(Figure record listings)

● ● ● ●

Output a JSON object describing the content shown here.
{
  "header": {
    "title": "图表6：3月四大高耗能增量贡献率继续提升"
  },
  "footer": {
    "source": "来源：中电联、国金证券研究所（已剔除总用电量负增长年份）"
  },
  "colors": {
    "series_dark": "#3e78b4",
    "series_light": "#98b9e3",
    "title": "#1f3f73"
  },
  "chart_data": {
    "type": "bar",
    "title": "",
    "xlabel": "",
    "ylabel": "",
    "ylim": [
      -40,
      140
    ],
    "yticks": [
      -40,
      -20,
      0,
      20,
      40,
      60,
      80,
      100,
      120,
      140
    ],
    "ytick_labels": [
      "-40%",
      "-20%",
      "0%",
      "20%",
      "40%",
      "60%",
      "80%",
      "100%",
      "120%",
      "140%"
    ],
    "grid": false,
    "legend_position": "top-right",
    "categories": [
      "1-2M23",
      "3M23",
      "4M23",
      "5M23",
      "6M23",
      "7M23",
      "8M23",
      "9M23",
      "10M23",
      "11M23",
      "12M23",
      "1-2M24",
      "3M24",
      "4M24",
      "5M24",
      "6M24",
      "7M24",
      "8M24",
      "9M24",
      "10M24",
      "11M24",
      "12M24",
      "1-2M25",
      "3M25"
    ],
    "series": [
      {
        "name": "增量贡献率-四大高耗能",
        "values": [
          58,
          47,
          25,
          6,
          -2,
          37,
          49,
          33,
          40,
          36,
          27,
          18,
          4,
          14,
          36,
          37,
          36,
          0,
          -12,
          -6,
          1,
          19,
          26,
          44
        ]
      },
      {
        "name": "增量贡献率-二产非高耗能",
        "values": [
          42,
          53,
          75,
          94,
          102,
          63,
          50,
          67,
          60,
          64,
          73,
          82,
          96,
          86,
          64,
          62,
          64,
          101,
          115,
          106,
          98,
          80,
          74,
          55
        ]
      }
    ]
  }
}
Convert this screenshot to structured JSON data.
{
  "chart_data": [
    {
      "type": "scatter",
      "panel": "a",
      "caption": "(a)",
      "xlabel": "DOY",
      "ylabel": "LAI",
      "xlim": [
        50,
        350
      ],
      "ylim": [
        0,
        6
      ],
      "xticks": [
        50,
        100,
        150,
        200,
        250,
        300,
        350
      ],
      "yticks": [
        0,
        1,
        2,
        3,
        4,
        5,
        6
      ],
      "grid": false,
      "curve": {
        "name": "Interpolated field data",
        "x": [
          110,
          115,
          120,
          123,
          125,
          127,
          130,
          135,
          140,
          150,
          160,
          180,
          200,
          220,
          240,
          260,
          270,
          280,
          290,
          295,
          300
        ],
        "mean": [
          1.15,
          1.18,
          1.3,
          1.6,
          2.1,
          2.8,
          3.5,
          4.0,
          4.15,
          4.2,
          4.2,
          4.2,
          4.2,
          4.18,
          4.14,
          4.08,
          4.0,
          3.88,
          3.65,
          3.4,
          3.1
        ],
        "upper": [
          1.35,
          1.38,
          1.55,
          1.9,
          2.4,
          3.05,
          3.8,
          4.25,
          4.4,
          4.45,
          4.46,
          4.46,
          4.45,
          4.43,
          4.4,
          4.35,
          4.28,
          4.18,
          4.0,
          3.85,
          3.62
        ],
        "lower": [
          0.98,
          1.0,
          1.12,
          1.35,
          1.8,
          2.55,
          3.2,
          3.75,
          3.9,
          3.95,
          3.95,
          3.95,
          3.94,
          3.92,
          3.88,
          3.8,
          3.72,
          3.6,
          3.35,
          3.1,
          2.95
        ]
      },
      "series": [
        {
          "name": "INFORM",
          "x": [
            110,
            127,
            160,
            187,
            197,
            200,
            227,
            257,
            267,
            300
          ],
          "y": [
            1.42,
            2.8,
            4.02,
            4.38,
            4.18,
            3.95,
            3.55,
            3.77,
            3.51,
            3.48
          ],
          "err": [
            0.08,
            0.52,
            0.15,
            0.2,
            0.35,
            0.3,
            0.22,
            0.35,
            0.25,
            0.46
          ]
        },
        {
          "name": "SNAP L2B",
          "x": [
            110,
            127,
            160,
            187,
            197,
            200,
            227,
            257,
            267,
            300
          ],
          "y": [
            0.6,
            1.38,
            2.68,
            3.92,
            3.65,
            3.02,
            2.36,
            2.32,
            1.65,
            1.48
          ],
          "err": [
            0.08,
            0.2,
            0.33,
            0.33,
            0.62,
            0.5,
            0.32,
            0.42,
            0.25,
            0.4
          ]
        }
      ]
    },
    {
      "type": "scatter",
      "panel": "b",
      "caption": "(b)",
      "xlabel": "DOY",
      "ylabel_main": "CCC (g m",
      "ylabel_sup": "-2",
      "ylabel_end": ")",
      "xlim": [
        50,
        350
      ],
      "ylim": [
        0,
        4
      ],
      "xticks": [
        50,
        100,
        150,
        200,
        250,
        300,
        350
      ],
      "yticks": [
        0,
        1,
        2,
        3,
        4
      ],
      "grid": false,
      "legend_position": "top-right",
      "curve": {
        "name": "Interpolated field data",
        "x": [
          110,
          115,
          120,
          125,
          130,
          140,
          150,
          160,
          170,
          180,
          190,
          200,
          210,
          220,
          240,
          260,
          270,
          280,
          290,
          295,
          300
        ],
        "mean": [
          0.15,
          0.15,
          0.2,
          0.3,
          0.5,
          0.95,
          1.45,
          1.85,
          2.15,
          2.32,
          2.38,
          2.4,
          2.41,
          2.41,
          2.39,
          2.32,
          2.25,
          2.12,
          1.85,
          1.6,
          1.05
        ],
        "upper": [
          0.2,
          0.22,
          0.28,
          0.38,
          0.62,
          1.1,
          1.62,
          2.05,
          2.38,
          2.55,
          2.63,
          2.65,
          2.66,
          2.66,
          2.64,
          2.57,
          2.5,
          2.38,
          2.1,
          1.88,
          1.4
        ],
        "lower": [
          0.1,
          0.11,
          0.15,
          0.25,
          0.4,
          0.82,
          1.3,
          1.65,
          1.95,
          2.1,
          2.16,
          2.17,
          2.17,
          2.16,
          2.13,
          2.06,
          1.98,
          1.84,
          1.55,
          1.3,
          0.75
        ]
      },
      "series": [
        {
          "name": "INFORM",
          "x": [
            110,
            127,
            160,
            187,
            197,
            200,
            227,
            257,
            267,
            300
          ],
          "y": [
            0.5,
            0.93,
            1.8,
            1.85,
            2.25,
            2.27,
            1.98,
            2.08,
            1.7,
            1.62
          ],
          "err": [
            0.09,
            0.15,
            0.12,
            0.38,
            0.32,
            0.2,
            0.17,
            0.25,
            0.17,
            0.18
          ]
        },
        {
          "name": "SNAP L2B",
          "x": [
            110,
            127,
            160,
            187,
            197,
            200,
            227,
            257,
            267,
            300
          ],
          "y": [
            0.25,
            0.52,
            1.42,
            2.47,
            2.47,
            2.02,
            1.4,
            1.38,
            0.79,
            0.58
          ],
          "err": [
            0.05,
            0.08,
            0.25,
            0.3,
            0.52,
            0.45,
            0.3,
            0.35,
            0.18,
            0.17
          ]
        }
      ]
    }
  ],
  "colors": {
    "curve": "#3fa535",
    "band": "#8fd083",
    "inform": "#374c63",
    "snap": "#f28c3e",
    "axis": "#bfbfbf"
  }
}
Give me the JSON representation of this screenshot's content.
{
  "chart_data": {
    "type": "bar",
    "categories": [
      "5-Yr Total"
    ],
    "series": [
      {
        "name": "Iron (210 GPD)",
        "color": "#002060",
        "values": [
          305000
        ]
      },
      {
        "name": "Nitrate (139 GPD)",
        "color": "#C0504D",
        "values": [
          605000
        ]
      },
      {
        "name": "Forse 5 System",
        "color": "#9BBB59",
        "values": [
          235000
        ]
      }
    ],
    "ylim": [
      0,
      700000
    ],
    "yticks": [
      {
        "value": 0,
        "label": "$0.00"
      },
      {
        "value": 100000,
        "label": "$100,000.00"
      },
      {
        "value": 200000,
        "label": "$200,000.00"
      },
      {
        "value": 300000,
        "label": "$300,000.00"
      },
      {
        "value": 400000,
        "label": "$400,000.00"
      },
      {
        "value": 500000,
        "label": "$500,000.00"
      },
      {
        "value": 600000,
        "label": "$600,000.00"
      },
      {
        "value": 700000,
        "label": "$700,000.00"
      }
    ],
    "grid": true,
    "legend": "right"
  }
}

● ● ● ●

Work to do - Using the material above, state how many lines include the string "name". Answer with a single number.

The result - 11